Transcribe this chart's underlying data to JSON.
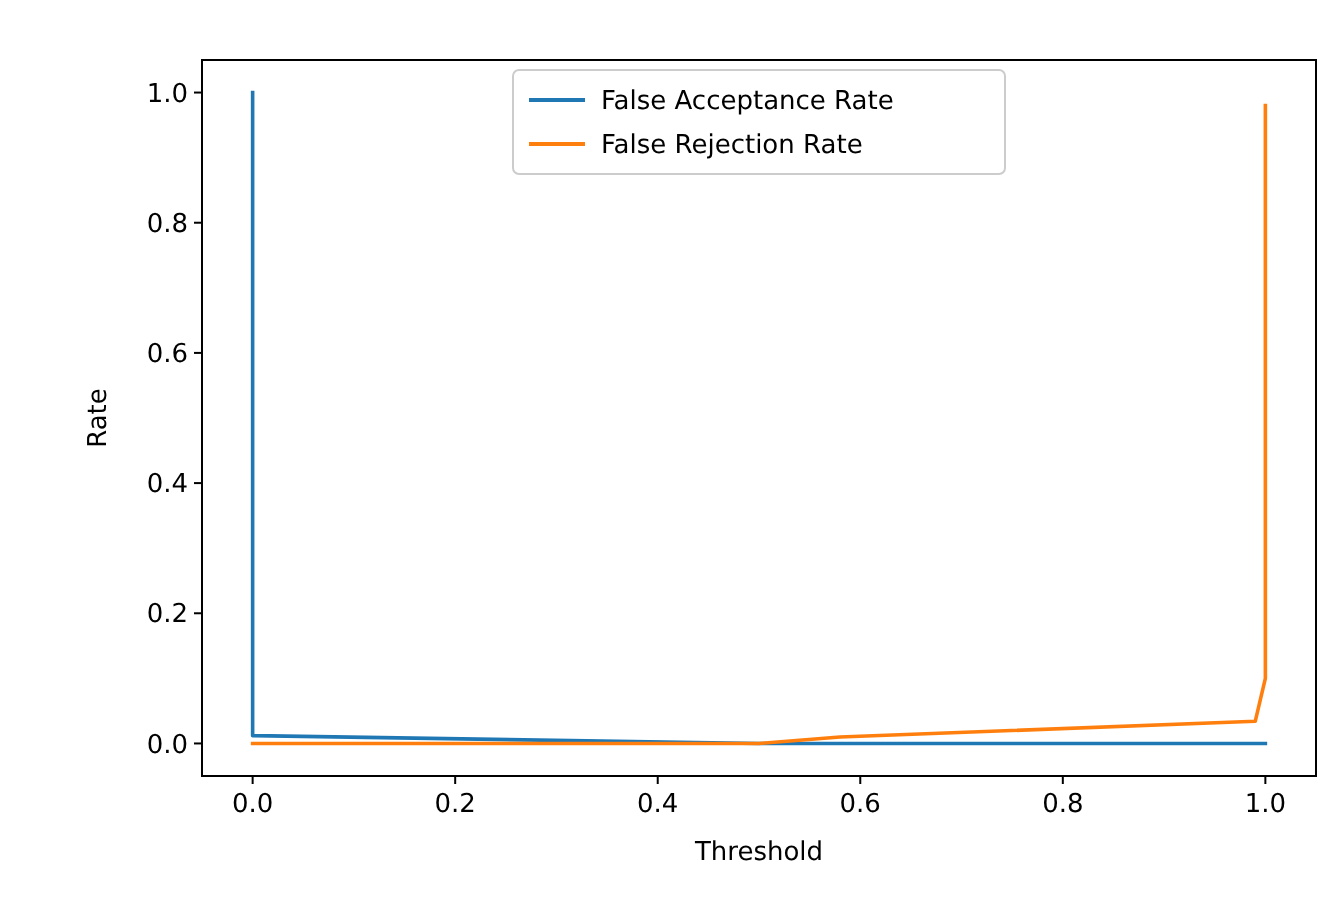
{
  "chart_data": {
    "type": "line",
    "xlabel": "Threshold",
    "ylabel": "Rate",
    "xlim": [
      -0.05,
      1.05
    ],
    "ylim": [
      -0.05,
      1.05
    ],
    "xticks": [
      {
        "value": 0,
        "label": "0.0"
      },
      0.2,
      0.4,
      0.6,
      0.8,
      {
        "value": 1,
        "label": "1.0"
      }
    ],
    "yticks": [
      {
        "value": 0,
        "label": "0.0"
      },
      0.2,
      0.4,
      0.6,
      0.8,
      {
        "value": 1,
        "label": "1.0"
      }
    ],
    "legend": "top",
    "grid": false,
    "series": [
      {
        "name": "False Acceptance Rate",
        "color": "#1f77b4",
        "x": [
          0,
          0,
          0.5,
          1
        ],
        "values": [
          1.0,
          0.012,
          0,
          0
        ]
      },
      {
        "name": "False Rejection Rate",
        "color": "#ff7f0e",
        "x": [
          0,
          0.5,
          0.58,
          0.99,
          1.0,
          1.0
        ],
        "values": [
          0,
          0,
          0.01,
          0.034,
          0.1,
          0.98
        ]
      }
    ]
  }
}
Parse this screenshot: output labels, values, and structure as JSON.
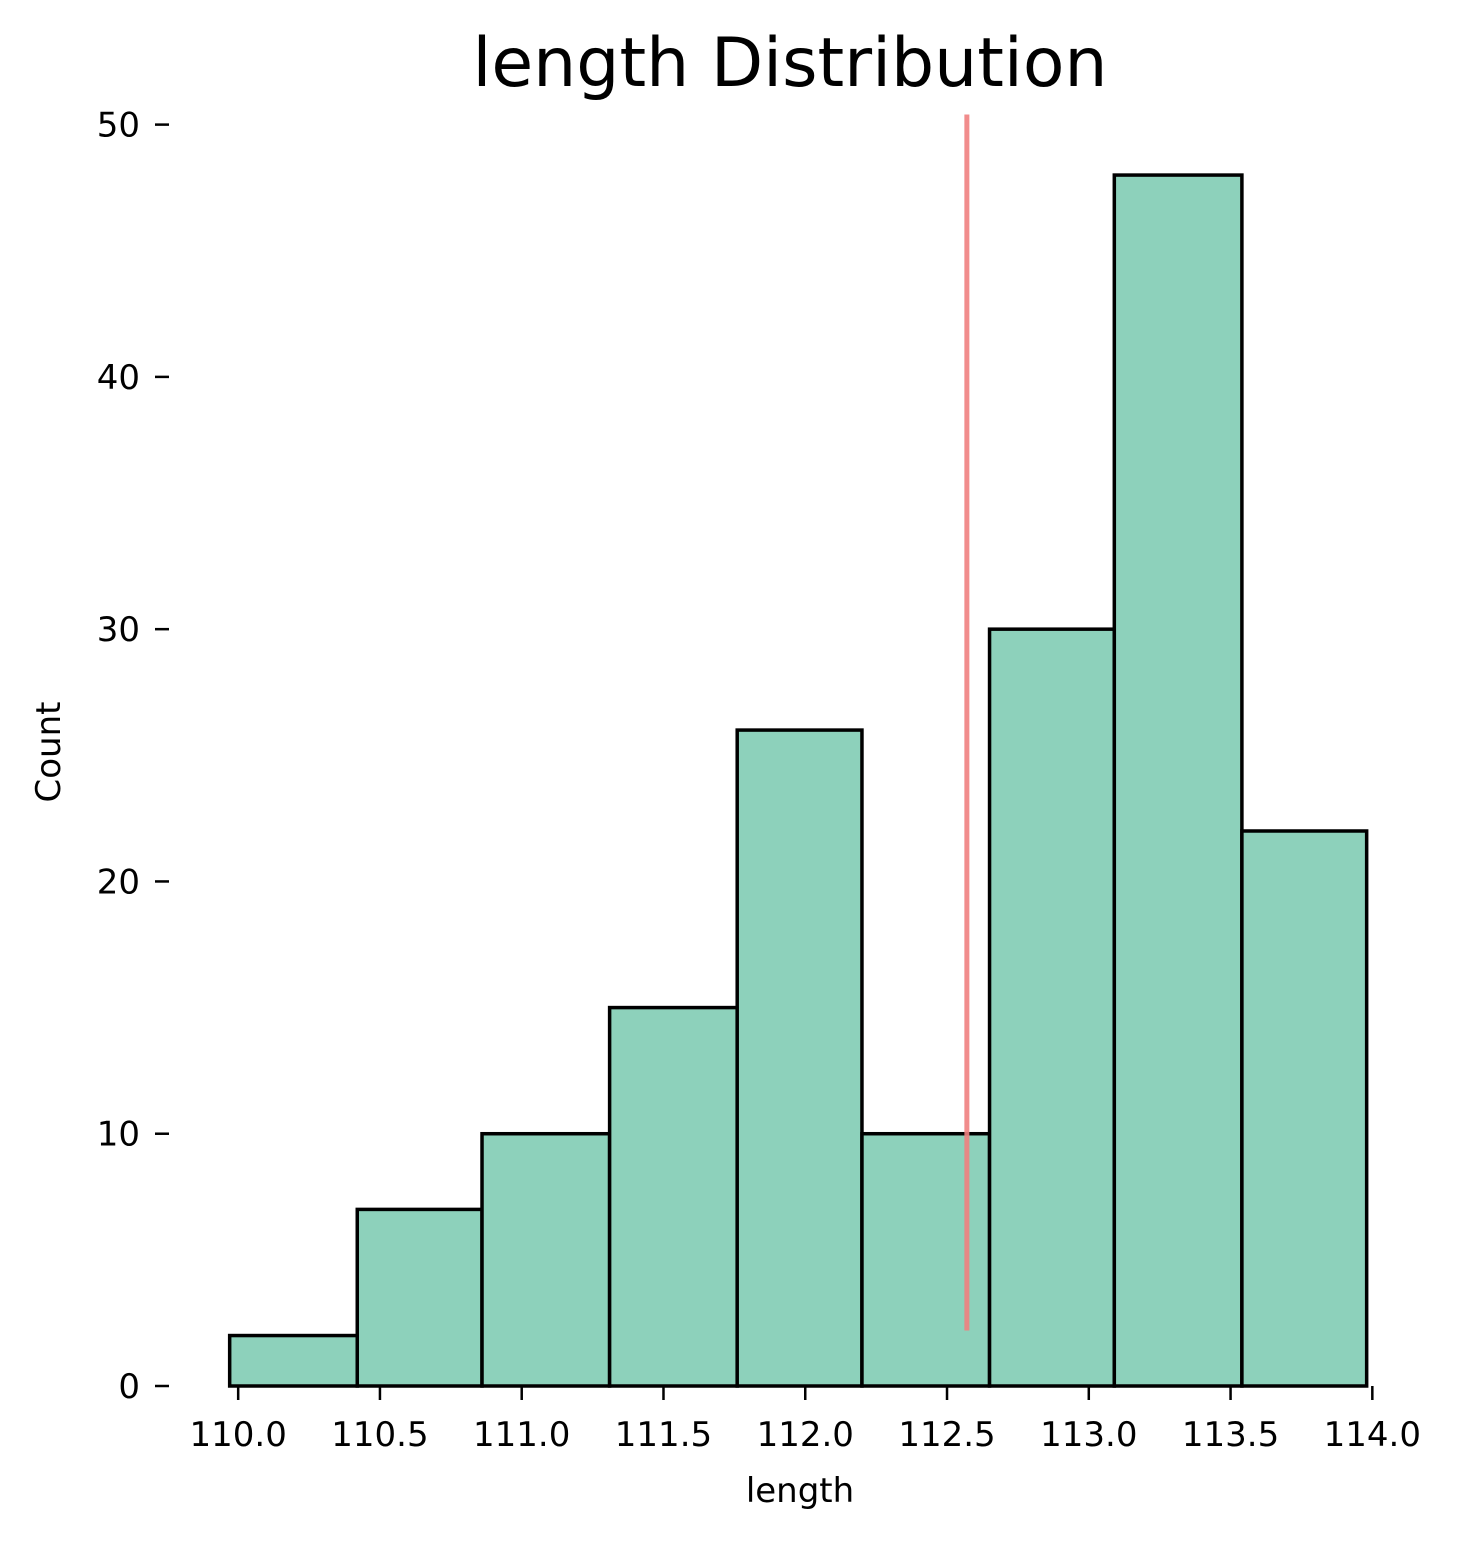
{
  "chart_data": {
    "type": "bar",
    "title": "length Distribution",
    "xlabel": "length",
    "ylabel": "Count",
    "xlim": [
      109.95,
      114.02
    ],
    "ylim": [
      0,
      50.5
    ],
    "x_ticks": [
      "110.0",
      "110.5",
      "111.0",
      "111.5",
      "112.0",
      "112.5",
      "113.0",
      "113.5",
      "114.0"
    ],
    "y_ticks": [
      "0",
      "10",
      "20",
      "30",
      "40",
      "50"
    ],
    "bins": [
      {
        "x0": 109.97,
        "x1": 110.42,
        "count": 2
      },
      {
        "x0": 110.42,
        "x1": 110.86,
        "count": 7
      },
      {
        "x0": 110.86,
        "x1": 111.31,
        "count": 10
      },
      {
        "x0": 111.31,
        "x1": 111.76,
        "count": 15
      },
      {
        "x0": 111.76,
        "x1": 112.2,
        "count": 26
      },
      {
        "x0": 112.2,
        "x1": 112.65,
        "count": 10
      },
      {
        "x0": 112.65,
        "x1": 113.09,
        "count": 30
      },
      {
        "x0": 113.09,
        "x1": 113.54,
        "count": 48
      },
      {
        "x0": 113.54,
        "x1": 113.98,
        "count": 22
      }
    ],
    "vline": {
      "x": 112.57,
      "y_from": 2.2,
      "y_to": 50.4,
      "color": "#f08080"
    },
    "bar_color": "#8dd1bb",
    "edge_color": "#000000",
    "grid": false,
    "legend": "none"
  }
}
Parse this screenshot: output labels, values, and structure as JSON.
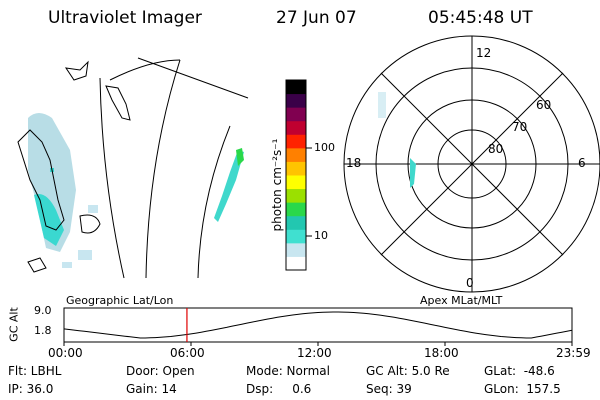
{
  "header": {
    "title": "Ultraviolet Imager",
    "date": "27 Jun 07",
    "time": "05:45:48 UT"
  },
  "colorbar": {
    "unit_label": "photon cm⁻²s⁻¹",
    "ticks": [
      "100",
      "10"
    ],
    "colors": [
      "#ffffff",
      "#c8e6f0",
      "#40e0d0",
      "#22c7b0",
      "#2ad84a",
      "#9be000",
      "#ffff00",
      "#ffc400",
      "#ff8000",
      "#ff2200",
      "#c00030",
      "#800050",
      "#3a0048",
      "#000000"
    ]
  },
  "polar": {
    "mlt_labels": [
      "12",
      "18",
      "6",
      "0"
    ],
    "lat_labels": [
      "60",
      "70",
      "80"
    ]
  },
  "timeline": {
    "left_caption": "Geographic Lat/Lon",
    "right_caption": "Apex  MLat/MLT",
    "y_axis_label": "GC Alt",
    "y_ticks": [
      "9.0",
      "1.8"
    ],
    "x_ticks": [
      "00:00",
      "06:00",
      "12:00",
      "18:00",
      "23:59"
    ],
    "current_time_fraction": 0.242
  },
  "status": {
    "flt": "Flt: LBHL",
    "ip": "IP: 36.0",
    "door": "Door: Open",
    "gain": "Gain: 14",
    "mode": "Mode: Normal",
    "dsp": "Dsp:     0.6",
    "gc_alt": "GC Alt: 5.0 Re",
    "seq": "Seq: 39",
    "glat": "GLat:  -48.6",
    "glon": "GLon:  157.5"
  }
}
■ ■ ■ ■ ■
Quote every record above exactly, leaving out the pictures.

:: SOLUTION FOR THIS PROBLEM ::
Transcribe this chart's underlying data to JSON.
{
  "chart_data": {
    "type": "line",
    "xlabel": "Threshold",
    "ylabel": "Rate",
    "xlim": [
      -0.05,
      1.05
    ],
    "ylim": [
      -0.05,
      1.05
    ],
    "xticks": [
      {
        "value": 0,
        "label": "0.0"
      },
      0.2,
      0.4,
      0.6,
      0.8,
      {
        "value": 1,
        "label": "1.0"
      }
    ],
    "yticks": [
      {
        "value": 0,
        "label": "0.0"
      },
      0.2,
      0.4,
      0.6,
      0.8,
      {
        "value": 1,
        "label": "1.0"
      }
    ],
    "legend": "top",
    "grid": false,
    "series": [
      {
        "name": "False Acceptance Rate",
        "color": "#1f77b4",
        "x": [
          0,
          0,
          0.5,
          1
        ],
        "values": [
          1.0,
          0.012,
          0,
          0
        ]
      },
      {
        "name": "False Rejection Rate",
        "color": "#ff7f0e",
        "x": [
          0,
          0.5,
          0.58,
          0.99,
          1.0,
          1.0
        ],
        "values": [
          0,
          0,
          0.01,
          0.034,
          0.1,
          0.98
        ]
      }
    ]
  }
}
Parse this screenshot: output labels, values, and structure as JSON.
{
  "chart_data": {
    "type": "bar",
    "title": "length Distribution",
    "xlabel": "length",
    "ylabel": "Count",
    "xlim": [
      109.95,
      114.02
    ],
    "ylim": [
      0,
      50.5
    ],
    "x_ticks": [
      "110.0",
      "110.5",
      "111.0",
      "111.5",
      "112.0",
      "112.5",
      "113.0",
      "113.5",
      "114.0"
    ],
    "y_ticks": [
      "0",
      "10",
      "20",
      "30",
      "40",
      "50"
    ],
    "bins": [
      {
        "x0": 109.97,
        "x1": 110.42,
        "count": 2
      },
      {
        "x0": 110.42,
        "x1": 110.86,
        "count": 7
      },
      {
        "x0": 110.86,
        "x1": 111.31,
        "count": 10
      },
      {
        "x0": 111.31,
        "x1": 111.76,
        "count": 15
      },
      {
        "x0": 111.76,
        "x1": 112.2,
        "count": 26
      },
      {
        "x0": 112.2,
        "x1": 112.65,
        "count": 10
      },
      {
        "x0": 112.65,
        "x1": 113.09,
        "count": 30
      },
      {
        "x0": 113.09,
        "x1": 113.54,
        "count": 48
      },
      {
        "x0": 113.54,
        "x1": 113.98,
        "count": 22
      }
    ],
    "vline": {
      "x": 112.57,
      "y_from": 2.2,
      "y_to": 50.4,
      "color": "#f08080"
    },
    "bar_color": "#8dd1bb",
    "edge_color": "#000000",
    "grid": false,
    "legend": "none"
  }
}
Parse this screenshot: output labels, values, and structure as JSON.
{
  "header": {
    "title": "Ultraviolet Imager",
    "date": "27 Jun 07",
    "time": "05:45:48 UT"
  },
  "colorbar": {
    "unit_label": "photon cm⁻²s⁻¹",
    "ticks": [
      "100",
      "10"
    ],
    "colors": [
      "#ffffff",
      "#c8e6f0",
      "#40e0d0",
      "#22c7b0",
      "#2ad84a",
      "#9be000",
      "#ffff00",
      "#ffc400",
      "#ff8000",
      "#ff2200",
      "#c00030",
      "#800050",
      "#3a0048",
      "#000000"
    ]
  },
  "polar": {
    "mlt_labels": [
      "12",
      "18",
      "6",
      "0"
    ],
    "lat_labels": [
      "60",
      "70",
      "80"
    ]
  },
  "timeline": {
    "left_caption": "Geographic Lat/Lon",
    "right_caption": "Apex  MLat/MLT",
    "y_axis_label": "GC Alt",
    "y_ticks": [
      "9.0",
      "1.8"
    ],
    "x_ticks": [
      "00:00",
      "06:00",
      "12:00",
      "18:00",
      "23:59"
    ],
    "current_time_fraction": 0.242
  },
  "status": {
    "flt": "Flt: LBHL",
    "ip": "IP: 36.0",
    "door": "Door: Open",
    "gain": "Gain: 14",
    "mode": "Mode: Normal",
    "dsp": "Dsp:     0.6",
    "gc_alt": "GC Alt: 5.0 Re",
    "seq": "Seq: 39",
    "glat": "GLat:  -48.6",
    "glon": "GLon:  157.5"
  }
}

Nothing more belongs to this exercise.